(Saved data entries)

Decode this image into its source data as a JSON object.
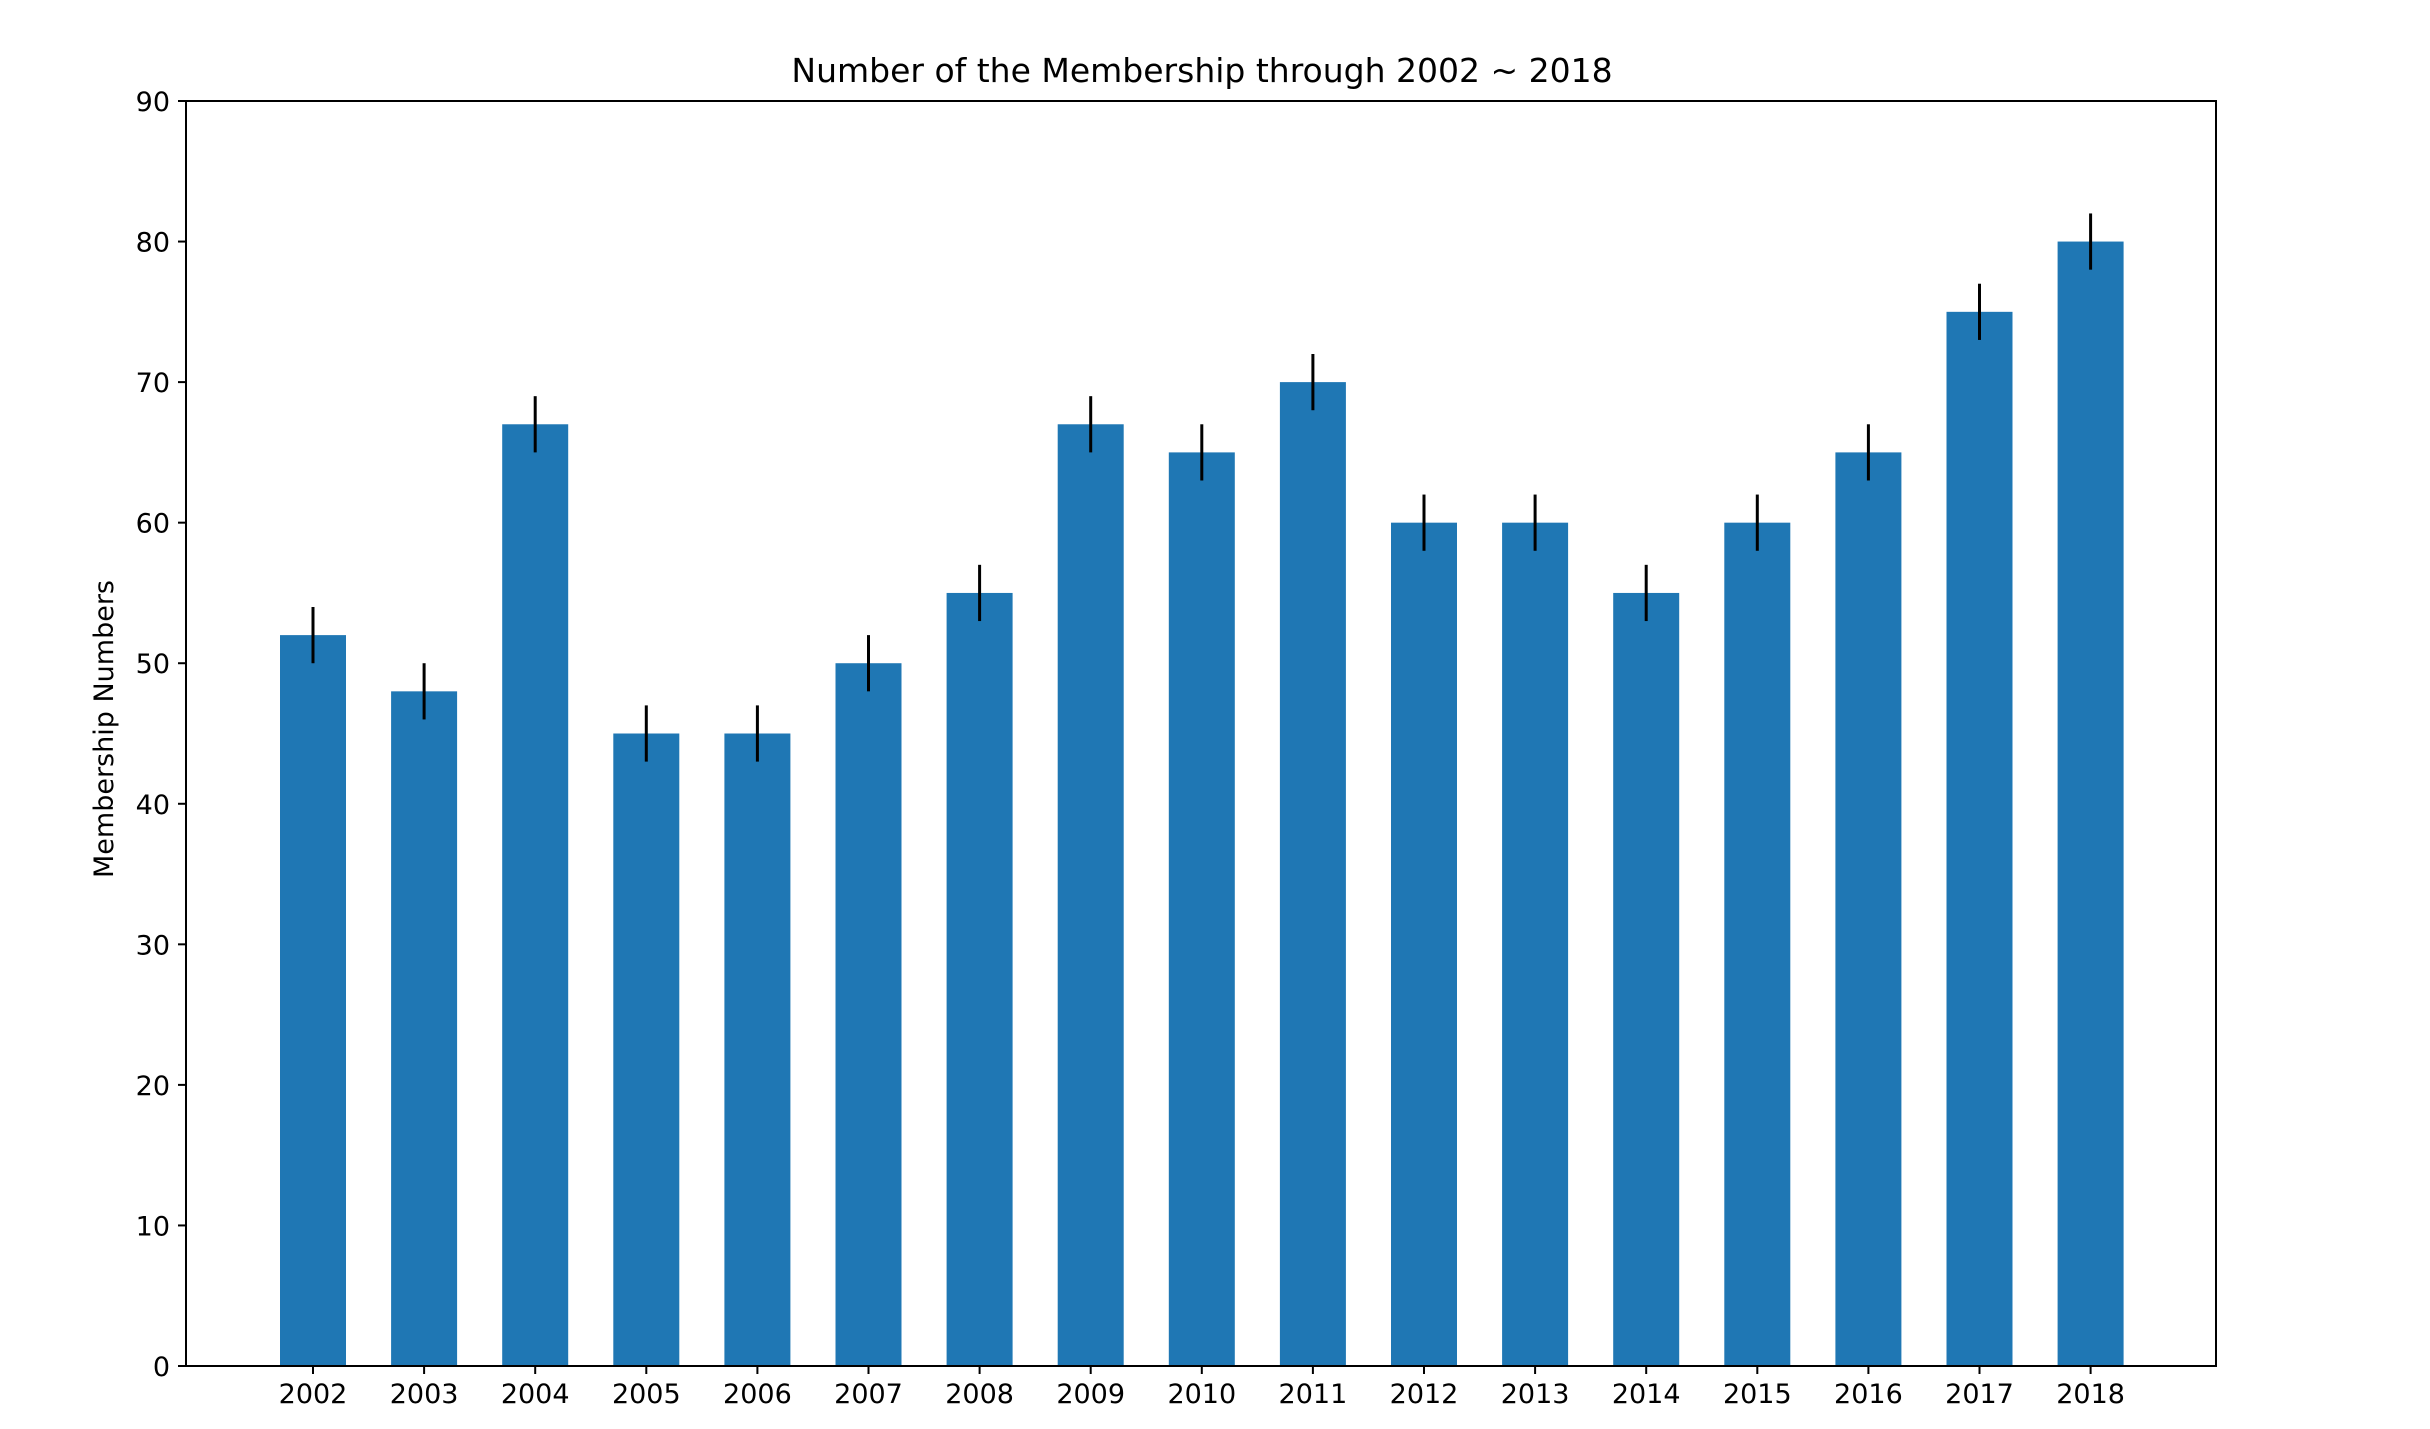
{
  "chart_data": {
    "type": "bar",
    "title": "Number of the Membership through 2002 ~ 2018",
    "xlabel": "",
    "ylabel": "Membership Numbers",
    "ylim": [
      0,
      90
    ],
    "yticks": [
      0,
      10,
      20,
      30,
      40,
      50,
      60,
      70,
      80,
      90
    ],
    "categories": [
      "2002",
      "2003",
      "2004",
      "2005",
      "2006",
      "2007",
      "2008",
      "2009",
      "2010",
      "2011",
      "2012",
      "2013",
      "2014",
      "2015",
      "2016",
      "2017",
      "2018"
    ],
    "values": [
      52,
      48,
      67,
      45,
      45,
      50,
      55,
      67,
      65,
      70,
      60,
      60,
      55,
      60,
      65,
      75,
      80
    ],
    "errors": [
      2,
      2,
      2,
      2,
      2,
      2,
      2,
      2,
      2,
      2,
      2,
      2,
      2,
      2,
      2,
      2,
      2
    ],
    "grid": false,
    "legend": "none",
    "colors": {
      "bar": "#1f77b4",
      "error": "#000000",
      "axis": "#000000"
    }
  }
}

- **What is asked**
Output the data exactly. Pictures don't belong in the result.

- **Solution for this problem**
Decode this image into its source data as a JSON object.
{
  "chart_data": {
    "type": "bar",
    "title": "Number of the Membership through 2002 ~ 2018",
    "xlabel": "",
    "ylabel": "Membership Numbers",
    "ylim": [
      0,
      90
    ],
    "yticks": [
      0,
      10,
      20,
      30,
      40,
      50,
      60,
      70,
      80,
      90
    ],
    "categories": [
      "2002",
      "2003",
      "2004",
      "2005",
      "2006",
      "2007",
      "2008",
      "2009",
      "2010",
      "2011",
      "2012",
      "2013",
      "2014",
      "2015",
      "2016",
      "2017",
      "2018"
    ],
    "values": [
      52,
      48,
      67,
      45,
      45,
      50,
      55,
      67,
      65,
      70,
      60,
      60,
      55,
      60,
      65,
      75,
      80
    ],
    "errors": [
      2,
      2,
      2,
      2,
      2,
      2,
      2,
      2,
      2,
      2,
      2,
      2,
      2,
      2,
      2,
      2,
      2
    ],
    "grid": false,
    "legend": "none",
    "colors": {
      "bar": "#1f77b4",
      "error": "#000000",
      "axis": "#000000"
    }
  }
}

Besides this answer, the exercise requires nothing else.